La Argentina eligió ser súbdita de la vieja monarquía europea en vez de ser un socio de la democracia republicana del Tío Sam en un plano de jerarquía equivalente.
Ahora que Javier Milei se alinea a pies juntillas con el plan de dominación que ejecuta Trump a fuerza de misiles disparados contra presuntas embarcaciones narcos procedentes de Venezuela (aunque nadie probó que tales naves bombardeadas hayan transportado sustancias prohibidas), el rol de potencia declinante le cabe al gobierno de Washington, preocupado por el avance chino en materia de comunicación, capacidad de consumo y productos tecnológicos a bajo costo.
¿Es China la potencia en crecimiento que fue Estados Unidos hace un siglo? Todo indica que sí, en razón de la calidad de vida alcanzada por su población, gobernada por un sistema híbrido que sostiene el horcón originario de partido único (en las formalidades se siguen percibiendo comunistas) pero en simbiosis con las mejores virtudes de un capitalismo expansionista que sin desatender la cuestión social (hay seguro médico y universidades gratuitas) inunda el mercado mundial con autos, celulares, computadoras y chips de alta calidad fabricados con la disciplina de un pueblo milenario afín a los liderazgos monolíticos como el ejercido por Xi Jinping.
En esas condiciones el acuerdo que hace tres días firmó el canciller Pablo Quirno con el secretario de Estado Marco Rubio, implica ventajas arancelarias para algunos productos argentinos, pero no deja de esconder la verdadera finalidad de su esencia: limitar la penetración china para morigerar un proceso de descomposición que hace varias décadas comenzó a corroer el entramado industrial norteamericano.
Desde, por ejemplo, que los emblemáticos autos Chrysler y las poderosas camionetas Ram pasaron a manos del consorcio europeo Stellantis, que a su vez se valió de un joint venture con el fabricante chino Leapmotor para producir vehículos eléctricos, la vieja cultura gendarmeril del Llanero Solitario capaz de imponer el orden global por vía de su musculatura económica, su prodigalidad prestamista y su poderío bélico dejó de ser la única vía para la solución de conflictos transnacionales.
Ahora está China, cada vez más fuerte. Cada vez menos vulnerable a la gestualidad temeraria de un presidente como Donald Trump, cuyas expresiones de superioridad exageradas con el envío del portaaviones “Glenn Ford” a las aguas caribeñas ocultan una debilidad intrínseca frente al método de osmótico de la propagación asiática. ¿Avalará el Congreso Norteamericano una guerra contra la Venezuela de Maduro? ¿Qué harían China y Rusia en ese caso?
Por ahora la jugada trumpiana se reduce a 80 presuntos narcos ajusticiados en aguas internacionales en flagrante violación de tratados sobre derechos humanos, además de ardides como el rescate económico a un excéntrico presidente latinoamericano que dice luchar por la eliminación del Estado que gobierna mientras, incongruente, se mantiene a flote gracias al salvavidas de miles de millones de dólares proporcionados por otro Estado que pretende teledirigir sus relaciones internacionales. Un Estado compelido a profundizar sus influencias geopolíticas para no perder un cada vez más difuso liderazgo mundial.

§ Tareas por realizar
A) Enumere los productos con los que, según el bloque de texto, China inunda el mercado mundial.
B) Transcriba sin modificaciones el tramo del bloque de texto que va desde "Ahora que Javier" hasta "a bajo costo.".
C) Responda estas preguntas con datos del bloque de texto:
(i) ¿Con quién firmó el canciller Pablo Quirno el acuerdo mencionado?
(ii) ¿Qué portaaviones envió Donald Trump a las aguas caribeñas?
(iii) ¿Con qué fabricante chino formó Stellantis un joint venture para producir vehículos eléctricos?

§ Extracto de datos
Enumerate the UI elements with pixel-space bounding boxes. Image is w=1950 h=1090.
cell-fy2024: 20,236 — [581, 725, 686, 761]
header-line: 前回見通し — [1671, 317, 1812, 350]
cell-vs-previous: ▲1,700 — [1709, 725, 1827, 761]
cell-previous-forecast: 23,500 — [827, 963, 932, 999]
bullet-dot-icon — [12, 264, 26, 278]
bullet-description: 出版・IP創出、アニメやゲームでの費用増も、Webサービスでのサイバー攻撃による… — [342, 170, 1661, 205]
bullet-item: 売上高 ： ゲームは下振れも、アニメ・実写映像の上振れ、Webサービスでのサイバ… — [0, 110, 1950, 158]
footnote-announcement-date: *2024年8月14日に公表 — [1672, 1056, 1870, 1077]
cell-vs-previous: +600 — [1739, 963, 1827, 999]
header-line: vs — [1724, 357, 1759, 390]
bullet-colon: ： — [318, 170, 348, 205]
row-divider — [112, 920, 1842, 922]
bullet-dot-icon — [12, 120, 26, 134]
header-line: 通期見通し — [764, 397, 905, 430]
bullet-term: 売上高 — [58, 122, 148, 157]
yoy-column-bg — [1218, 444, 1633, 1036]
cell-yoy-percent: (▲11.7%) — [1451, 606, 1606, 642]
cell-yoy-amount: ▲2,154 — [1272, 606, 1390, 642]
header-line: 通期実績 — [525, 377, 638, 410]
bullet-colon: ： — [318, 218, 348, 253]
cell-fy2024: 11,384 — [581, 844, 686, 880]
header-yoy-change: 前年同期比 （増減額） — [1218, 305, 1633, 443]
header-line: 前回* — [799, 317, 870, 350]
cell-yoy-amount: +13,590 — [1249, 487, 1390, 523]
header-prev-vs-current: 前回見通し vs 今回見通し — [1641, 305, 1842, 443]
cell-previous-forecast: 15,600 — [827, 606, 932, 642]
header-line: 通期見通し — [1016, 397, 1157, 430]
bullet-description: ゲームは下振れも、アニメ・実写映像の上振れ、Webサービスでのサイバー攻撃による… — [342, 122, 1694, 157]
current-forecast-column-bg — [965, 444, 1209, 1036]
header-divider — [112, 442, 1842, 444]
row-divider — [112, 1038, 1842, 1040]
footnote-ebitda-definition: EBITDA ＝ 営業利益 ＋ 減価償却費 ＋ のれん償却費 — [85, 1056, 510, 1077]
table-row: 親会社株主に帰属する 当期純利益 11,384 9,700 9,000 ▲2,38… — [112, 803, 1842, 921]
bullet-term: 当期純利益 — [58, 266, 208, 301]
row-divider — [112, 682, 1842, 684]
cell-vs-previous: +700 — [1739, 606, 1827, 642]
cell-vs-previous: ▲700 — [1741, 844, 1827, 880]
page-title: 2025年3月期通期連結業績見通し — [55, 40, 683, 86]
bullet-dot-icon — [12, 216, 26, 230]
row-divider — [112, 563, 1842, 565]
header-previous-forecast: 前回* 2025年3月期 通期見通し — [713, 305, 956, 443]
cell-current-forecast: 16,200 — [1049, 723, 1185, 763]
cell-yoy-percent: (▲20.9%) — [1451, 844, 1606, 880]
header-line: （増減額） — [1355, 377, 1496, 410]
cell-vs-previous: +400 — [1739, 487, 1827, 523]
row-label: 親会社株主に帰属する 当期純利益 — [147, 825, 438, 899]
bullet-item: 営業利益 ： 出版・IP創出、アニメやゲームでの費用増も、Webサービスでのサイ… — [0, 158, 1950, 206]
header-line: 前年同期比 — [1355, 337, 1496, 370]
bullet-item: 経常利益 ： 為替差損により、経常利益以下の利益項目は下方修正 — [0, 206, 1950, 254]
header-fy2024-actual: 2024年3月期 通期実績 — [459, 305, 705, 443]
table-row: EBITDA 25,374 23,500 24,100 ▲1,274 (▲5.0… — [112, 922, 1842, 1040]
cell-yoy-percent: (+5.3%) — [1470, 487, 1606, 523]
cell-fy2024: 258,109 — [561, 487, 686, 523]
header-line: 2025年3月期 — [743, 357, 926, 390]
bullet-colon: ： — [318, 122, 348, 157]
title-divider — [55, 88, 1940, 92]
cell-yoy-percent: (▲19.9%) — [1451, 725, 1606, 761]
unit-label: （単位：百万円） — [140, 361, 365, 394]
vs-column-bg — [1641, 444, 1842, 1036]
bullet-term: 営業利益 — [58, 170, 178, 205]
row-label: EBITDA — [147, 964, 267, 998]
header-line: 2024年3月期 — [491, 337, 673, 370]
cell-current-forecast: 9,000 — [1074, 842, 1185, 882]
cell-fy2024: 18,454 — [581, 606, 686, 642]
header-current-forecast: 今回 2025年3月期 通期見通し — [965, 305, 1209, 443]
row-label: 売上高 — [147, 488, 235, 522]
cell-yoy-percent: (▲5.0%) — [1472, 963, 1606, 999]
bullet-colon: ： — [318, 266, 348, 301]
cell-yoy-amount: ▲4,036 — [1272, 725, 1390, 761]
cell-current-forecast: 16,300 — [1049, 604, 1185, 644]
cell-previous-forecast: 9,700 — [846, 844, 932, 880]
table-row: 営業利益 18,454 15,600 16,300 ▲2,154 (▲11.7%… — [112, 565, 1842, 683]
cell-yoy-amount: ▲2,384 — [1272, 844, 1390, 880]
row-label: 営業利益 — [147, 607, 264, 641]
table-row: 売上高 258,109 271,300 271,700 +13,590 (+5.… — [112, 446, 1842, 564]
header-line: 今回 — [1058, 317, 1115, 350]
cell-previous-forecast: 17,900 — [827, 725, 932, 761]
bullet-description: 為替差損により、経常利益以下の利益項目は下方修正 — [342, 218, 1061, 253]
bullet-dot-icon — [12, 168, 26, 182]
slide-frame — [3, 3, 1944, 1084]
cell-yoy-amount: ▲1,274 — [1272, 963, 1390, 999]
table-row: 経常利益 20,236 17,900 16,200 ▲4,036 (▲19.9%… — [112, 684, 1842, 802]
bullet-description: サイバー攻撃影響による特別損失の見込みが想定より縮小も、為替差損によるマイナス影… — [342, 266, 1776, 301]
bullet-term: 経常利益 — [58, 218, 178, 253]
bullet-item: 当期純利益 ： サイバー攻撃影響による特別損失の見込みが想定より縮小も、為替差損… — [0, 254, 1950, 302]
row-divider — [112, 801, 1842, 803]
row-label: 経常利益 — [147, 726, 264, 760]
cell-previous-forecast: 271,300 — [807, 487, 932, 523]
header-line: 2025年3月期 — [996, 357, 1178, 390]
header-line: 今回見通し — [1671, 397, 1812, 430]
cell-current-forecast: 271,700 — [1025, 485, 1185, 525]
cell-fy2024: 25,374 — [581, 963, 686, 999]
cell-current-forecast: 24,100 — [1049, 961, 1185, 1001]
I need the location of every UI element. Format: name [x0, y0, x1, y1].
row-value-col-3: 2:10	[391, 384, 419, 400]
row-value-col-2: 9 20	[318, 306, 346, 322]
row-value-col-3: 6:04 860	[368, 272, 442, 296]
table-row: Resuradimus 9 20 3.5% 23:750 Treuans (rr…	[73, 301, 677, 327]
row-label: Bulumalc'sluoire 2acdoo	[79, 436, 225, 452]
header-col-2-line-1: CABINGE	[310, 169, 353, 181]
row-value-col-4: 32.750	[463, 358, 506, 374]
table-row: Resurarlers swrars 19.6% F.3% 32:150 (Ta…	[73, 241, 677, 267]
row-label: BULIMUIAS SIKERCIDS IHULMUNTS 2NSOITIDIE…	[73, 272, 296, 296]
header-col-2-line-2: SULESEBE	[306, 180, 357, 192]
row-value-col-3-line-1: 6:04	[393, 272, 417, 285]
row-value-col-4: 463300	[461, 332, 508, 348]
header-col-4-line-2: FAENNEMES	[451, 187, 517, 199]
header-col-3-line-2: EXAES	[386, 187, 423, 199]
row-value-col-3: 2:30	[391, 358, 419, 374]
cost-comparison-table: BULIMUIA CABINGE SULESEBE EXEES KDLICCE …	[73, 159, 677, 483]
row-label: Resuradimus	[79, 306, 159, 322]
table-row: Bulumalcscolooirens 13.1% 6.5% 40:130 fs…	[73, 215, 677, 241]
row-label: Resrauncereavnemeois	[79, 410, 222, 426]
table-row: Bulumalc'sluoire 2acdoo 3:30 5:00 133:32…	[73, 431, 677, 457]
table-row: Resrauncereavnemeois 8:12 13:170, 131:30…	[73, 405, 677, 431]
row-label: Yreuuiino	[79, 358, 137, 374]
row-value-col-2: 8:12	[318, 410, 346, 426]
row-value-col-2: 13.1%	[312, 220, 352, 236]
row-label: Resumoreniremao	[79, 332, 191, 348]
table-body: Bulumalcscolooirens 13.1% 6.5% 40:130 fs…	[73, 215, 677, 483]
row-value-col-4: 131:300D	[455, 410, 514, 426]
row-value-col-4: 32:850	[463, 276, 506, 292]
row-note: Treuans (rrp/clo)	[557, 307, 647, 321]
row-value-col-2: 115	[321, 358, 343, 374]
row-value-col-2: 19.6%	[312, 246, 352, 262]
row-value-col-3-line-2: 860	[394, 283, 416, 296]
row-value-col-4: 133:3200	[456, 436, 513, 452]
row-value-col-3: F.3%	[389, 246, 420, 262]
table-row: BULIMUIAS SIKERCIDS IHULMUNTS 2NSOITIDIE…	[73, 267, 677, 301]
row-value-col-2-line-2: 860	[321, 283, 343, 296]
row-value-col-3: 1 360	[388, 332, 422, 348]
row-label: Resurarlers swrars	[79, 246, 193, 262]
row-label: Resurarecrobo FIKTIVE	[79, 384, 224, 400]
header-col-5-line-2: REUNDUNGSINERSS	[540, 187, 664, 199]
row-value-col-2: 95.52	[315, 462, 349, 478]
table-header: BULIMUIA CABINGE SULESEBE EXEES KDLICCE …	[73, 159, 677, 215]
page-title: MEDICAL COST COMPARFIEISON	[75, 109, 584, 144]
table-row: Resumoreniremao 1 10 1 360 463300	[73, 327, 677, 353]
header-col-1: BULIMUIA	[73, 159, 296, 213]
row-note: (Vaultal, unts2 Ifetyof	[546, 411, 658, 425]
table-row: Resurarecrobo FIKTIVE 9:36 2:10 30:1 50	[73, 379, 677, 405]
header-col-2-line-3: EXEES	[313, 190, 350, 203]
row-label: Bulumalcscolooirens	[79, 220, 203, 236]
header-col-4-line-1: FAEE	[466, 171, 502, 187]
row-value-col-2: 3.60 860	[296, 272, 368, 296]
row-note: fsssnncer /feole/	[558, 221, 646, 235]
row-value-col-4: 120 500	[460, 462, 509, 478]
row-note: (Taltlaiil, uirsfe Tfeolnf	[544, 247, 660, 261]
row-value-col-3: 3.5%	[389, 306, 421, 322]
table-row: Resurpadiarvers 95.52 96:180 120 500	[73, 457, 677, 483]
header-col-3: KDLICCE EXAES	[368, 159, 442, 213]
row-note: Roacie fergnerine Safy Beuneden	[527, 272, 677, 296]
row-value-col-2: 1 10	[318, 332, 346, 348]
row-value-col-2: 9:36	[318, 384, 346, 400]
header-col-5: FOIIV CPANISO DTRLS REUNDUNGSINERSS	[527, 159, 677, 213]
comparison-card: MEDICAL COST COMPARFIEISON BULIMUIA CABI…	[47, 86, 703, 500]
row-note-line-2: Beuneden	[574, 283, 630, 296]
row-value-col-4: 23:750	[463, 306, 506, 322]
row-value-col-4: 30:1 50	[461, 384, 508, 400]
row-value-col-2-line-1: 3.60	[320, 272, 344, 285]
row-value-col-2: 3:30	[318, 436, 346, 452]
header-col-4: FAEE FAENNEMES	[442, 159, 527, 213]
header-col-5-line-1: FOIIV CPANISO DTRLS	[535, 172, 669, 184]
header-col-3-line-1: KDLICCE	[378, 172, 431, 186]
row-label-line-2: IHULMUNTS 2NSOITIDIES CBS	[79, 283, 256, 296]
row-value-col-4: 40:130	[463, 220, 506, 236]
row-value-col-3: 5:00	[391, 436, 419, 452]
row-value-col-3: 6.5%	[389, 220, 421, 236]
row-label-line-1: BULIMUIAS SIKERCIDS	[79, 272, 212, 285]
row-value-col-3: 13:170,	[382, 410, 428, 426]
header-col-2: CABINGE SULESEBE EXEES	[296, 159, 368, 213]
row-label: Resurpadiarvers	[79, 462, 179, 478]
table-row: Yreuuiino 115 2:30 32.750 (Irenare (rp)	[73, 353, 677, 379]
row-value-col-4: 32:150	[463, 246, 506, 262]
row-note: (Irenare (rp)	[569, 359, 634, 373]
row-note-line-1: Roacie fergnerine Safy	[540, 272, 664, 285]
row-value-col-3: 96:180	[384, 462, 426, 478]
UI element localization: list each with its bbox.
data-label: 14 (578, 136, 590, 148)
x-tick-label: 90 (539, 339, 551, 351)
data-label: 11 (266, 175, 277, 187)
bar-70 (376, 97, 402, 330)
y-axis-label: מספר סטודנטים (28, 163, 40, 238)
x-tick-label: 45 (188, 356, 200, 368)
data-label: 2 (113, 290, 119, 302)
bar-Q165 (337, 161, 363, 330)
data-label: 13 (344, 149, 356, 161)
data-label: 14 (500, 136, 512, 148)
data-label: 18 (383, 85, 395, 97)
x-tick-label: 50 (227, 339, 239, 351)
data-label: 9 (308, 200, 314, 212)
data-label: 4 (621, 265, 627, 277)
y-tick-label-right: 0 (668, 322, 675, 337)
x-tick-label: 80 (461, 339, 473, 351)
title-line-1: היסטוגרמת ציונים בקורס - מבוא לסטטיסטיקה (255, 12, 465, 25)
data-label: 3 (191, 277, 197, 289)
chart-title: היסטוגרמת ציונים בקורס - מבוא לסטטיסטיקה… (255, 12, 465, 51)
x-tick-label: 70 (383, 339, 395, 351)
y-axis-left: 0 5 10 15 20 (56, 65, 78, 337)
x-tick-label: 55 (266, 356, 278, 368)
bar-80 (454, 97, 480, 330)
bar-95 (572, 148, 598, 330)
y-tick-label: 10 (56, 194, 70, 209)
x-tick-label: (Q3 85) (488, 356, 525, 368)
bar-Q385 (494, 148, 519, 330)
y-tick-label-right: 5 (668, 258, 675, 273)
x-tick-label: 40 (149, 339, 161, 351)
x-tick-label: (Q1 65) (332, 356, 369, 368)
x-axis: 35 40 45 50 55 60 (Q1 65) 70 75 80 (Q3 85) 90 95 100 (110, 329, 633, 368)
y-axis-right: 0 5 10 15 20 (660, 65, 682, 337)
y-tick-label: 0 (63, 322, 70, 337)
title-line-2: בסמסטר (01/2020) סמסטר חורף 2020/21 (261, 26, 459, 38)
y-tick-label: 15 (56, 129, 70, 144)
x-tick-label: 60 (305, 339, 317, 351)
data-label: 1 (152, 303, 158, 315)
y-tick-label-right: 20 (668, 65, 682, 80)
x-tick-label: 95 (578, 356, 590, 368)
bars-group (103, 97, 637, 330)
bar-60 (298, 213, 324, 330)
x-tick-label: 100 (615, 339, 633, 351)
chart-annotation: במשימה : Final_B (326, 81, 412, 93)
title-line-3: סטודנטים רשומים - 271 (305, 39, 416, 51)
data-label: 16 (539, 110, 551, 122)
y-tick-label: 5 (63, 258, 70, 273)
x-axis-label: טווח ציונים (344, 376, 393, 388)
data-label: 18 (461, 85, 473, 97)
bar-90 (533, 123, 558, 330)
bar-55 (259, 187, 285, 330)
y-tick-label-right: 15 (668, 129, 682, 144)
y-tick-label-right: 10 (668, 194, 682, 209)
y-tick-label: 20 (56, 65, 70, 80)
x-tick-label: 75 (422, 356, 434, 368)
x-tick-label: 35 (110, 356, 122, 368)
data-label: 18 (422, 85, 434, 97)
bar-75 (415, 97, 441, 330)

§ Respuestas
A) Autos, celulares, computadoras y chips de alta calidad.

B)
Ahora que Javier Milei se alinea a pies juntillas con el plan de dominación que ejecuta Trump a fuerza de misiles disparados contra presuntas embarcaciones narcos procedentes de Venezuela (aunque nadie probó que tales naves bombardeadas hayan transportado sustancias prohibidas), el rol de potencia declinante le cabe al gobierno de Washington, preocupado por el avance chino en materia de comunicación, capacidad de consumo y productos tecnológicos a bajo costo.

C)
(i) Con el secretario de Estado Marco Rubio.
(ii) El “Glenn Ford”.
(iii) Con Leapmotor.